▸ **Given instruction**:
Produce the listing below again, exactly as shown.

▸ **Dataset records**:
====================
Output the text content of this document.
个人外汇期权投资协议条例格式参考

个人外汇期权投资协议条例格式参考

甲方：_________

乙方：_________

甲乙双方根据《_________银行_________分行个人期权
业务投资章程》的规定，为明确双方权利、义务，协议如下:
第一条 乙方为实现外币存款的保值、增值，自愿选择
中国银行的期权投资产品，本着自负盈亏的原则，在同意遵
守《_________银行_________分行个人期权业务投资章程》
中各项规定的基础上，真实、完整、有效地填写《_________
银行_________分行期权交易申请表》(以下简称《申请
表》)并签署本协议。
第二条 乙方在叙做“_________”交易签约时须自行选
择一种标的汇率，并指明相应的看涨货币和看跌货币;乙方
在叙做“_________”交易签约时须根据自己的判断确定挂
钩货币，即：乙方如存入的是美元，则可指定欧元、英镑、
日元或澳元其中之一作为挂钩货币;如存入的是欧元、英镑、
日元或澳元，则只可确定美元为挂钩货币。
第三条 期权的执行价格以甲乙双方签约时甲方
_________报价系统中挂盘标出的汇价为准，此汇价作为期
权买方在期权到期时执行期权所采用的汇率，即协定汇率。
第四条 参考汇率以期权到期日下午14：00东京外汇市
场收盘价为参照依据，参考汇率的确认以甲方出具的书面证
====================
▸ **Solution to the exercise**:
Output the text content of this document.
个人外汇期权投资协议条例格式参考

个人外汇期权投资协议条例格式参考

甲方：_________

乙方：_________

甲乙双方根据《_________银行_________分行个人期权
业务投资章程》的规定，为明确双方权利、义务，协议如下:
第一条 乙方为实现外币存款的保值、增值，自愿选择
中国银行的期权投资产品，本着自负盈亏的原则，在同意遵
守《_________银行_________分行个人期权业务投资章程》
中各项规定的基础上，真实、完整、有效地填写《_________
银行_________分行期权交易申请表》(以下简称《申请
表》)并签署本协议。
第二条 乙方在叙做“_________”交易签约时须自行选
择一种标的汇率，并指明相应的看涨货币和看跌货币;乙方
在叙做“_________”交易签约时须根据自己的判断确定挂
钩货币，即：乙方如存入的是美元，则可指定欧元、英镑、
日元或澳元其中之一作为挂钩货币;如存入的是欧元、英镑、
日元或澳元，则只可确定美元为挂钩货币。
第三条 期权的执行价格以甲乙双方签约时甲方
_________报价系统中挂盘标出的汇价为准，此汇价作为期
权买方在期权到期时执行期权所采用的汇率，即协定汇率。
第四条 参考汇率以期权到期日下午14：00东京外汇市
场收盘价为参照依据，参考汇率的确认以甲方出具的书面证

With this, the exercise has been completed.